Excerpted records:
○ ○ ○ ○
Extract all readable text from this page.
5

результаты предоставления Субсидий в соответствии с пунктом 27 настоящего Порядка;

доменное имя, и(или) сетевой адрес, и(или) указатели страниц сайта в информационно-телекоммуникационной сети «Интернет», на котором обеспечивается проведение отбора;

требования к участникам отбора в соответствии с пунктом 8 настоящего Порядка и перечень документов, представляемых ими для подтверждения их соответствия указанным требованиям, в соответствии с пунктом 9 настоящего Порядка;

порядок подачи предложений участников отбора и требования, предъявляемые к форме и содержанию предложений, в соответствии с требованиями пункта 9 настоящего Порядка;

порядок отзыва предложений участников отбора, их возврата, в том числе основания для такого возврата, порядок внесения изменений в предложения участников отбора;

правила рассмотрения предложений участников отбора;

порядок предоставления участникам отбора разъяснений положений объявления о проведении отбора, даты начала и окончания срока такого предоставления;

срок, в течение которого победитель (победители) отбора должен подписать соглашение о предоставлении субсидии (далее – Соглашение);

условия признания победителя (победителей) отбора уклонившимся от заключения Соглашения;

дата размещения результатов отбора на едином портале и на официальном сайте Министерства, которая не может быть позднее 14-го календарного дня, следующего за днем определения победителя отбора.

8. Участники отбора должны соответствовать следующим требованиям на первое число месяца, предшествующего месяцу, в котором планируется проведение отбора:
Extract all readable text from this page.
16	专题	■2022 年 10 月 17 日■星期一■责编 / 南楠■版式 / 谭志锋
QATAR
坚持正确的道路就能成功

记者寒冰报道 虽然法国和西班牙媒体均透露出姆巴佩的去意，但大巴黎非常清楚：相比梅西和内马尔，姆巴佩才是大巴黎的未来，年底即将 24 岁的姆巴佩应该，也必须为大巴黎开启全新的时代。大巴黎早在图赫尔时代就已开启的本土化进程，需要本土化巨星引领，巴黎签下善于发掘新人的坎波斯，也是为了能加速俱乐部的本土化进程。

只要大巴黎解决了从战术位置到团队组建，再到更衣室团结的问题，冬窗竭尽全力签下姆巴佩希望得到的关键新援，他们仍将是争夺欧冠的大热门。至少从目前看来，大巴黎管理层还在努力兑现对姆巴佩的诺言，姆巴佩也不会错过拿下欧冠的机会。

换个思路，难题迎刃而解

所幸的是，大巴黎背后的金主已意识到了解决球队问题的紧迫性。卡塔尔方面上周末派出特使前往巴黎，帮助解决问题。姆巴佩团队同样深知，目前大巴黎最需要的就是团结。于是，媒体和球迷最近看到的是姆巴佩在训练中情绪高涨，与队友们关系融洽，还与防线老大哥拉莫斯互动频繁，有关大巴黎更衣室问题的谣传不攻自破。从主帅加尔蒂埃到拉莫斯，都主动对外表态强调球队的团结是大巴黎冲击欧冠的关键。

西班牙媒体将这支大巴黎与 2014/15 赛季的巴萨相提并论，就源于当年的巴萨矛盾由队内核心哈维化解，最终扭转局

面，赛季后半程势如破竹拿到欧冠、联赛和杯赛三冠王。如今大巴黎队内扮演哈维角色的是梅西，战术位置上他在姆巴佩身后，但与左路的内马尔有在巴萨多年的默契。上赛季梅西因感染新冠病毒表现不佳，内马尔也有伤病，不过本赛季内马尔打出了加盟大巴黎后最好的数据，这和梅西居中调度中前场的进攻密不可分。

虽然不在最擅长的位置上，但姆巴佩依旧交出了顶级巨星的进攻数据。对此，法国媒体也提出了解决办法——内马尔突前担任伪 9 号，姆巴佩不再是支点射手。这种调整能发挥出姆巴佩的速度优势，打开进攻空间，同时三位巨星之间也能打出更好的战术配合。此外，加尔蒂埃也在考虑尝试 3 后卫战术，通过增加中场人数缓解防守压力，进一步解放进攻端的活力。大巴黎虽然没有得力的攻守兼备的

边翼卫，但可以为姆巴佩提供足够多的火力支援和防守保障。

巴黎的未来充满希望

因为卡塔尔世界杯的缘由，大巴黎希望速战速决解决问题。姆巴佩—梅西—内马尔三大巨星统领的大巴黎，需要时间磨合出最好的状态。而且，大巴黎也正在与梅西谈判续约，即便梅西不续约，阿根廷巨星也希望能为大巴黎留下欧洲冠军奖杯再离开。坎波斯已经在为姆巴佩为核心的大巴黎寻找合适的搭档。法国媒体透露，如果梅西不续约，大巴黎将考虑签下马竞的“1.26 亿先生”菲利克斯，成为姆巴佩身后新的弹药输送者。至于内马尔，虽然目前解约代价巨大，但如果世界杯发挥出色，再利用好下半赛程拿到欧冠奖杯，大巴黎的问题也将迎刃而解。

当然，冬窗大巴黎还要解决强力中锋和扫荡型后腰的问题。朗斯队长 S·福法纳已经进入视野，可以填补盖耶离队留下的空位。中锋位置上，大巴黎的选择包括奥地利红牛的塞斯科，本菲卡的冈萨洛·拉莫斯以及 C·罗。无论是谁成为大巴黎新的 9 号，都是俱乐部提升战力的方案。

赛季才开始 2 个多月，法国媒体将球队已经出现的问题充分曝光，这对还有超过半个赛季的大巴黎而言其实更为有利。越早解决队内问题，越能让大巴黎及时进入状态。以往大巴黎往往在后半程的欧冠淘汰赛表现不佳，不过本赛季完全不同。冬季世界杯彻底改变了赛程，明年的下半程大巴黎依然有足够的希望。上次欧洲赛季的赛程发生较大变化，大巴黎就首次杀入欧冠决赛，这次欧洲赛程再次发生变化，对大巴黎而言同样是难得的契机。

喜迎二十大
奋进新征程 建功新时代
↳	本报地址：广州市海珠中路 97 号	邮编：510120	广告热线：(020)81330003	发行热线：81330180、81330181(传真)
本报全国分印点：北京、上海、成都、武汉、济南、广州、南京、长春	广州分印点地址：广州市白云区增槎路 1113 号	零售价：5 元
○ ○ ○ ○
Exercise prompt: Search the records above for the string "Порядка". Copy every line that contains it.

Exercise answer:
результаты предоставления Субсидий в соответствии с пунктом 27 настоящего Порядка;
требования к участникам отбора в соответствии с пунктом 8 настоящего Порядка и перечень документов, представляемых ими для подтверждения их соответствия указанным требованиям, в соответствии с пунктом 9 настоящего Порядка;
порядок подачи предложений участников отбора и требования, предъявляемые к форме и содержанию предложений, в соответствии с требованиями пункта 9 настоящего Порядка;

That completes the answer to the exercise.